— Directions —
Filter the data for lines with the word "title", then copy every line so identified.

◇ ◇ ◇

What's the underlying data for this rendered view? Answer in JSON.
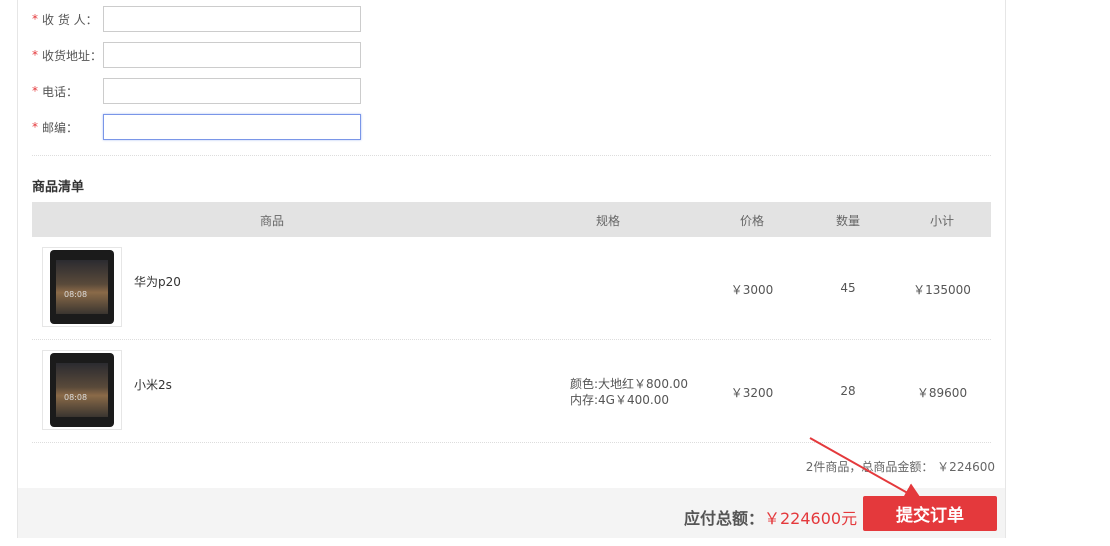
{
  "form": {
    "required_mark": "*",
    "fields": [
      {
        "label": "收 货 人：",
        "value": "",
        "placeholder": ""
      },
      {
        "label": "收货地址：",
        "value": "",
        "placeholder": ""
      },
      {
        "label": "电话：",
        "value": "",
        "placeholder": ""
      },
      {
        "label": "邮编：",
        "value": "",
        "placeholder": ""
      }
    ]
  },
  "goods": {
    "title": "商品清单",
    "headers": {
      "product": "商品",
      "spec": "规格",
      "price": "价格",
      "qty": "数量",
      "subtotal": "小计"
    },
    "items": [
      {
        "name": "华为p20",
        "spec1": "",
        "spec2": "",
        "price": "￥3000",
        "qty": "45",
        "subtotal": "￥135000",
        "clock": "08:08"
      },
      {
        "name": "小米2s",
        "spec1": "颜色:大地红￥800.00",
        "spec2": "内存:4G￥400.00",
        "price": "￥3200",
        "qty": "28",
        "subtotal": "￥89600",
        "clock": "08:08"
      }
    ],
    "summary": "2件商品，总商品金额： ￥224600"
  },
  "footer": {
    "total_label": "应付总额：",
    "total_value": "￥224600元",
    "submit_label": "提交订单"
  },
  "colors": {
    "accent": "#e4393c",
    "annotation_arrow": "#e4393c"
  }
}
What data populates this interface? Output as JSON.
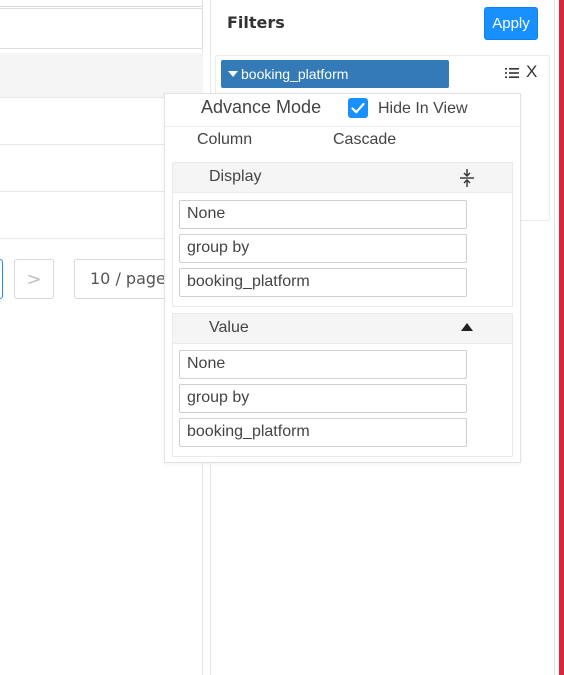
{
  "pagination": {
    "next_label": ">",
    "page_size_label": "10 / page"
  },
  "filters": {
    "title": "Filters",
    "apply_label": "Apply",
    "field_tag": "booking_platform",
    "close_label": "X"
  },
  "popover": {
    "advance_mode_label": "Advance Mode",
    "hide_in_view_label": "Hide In View",
    "hide_in_view_checked": true,
    "tabs": [
      "Column",
      "Cascade"
    ],
    "display": {
      "title": "Display",
      "fields": [
        "None",
        "group by",
        "booking_platform"
      ]
    },
    "value": {
      "title": "Value",
      "fields": [
        "None",
        "group by",
        "booking_platform"
      ]
    }
  },
  "colors": {
    "accent": "#1890ff",
    "tag_bg": "#337ab7",
    "edge_red": "#d9263b"
  }
}
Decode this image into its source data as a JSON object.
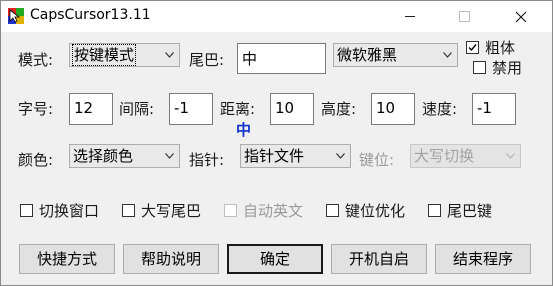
{
  "window": {
    "title": "CapsCursor13.11"
  },
  "row1": {
    "mode_label": "模式:",
    "mode_value": "按键模式",
    "tail_label": "尾巴:",
    "tail_value": "中",
    "font_value": "微软雅黑",
    "bold_label": "粗体",
    "bold_checked": true,
    "disable_label": "禁用",
    "disable_checked": false
  },
  "row2": {
    "size_label": "字号:",
    "size_value": "12",
    "gap_label": "间隔:",
    "gap_value": "-1",
    "dist_label": "距离:",
    "dist_value": "10",
    "height_label": "高度:",
    "height_value": "10",
    "speed_label": "速度:",
    "speed_value": "-1",
    "marker_text": "中",
    "marker_color": "#1133cc"
  },
  "row3": {
    "color_label": "颜色:",
    "color_value": "选择颜色",
    "pointer_label": "指针:",
    "pointer_value": "指针文件",
    "key_label": "键位:",
    "key_value": "大写切换"
  },
  "options": [
    {
      "label": "切换窗口",
      "checked": false,
      "enabled": true
    },
    {
      "label": "大写尾巴",
      "checked": false,
      "enabled": true
    },
    {
      "label": "自动英文",
      "checked": false,
      "enabled": false
    },
    {
      "label": "键位优化",
      "checked": false,
      "enabled": true
    },
    {
      "label": "尾巴键",
      "checked": false,
      "enabled": true
    }
  ],
  "buttons": {
    "shortcut": "快捷方式",
    "help": "帮助说明",
    "ok": "确定",
    "autostart": "开机自启",
    "exit": "结束程序"
  }
}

◇ ◇ ◇

— Answer to this problem —
    "title": "商品清单",
    "title": "Filters",
      "title": "Display",
      "title": "Value",
    "title": "CapsCursor13.11"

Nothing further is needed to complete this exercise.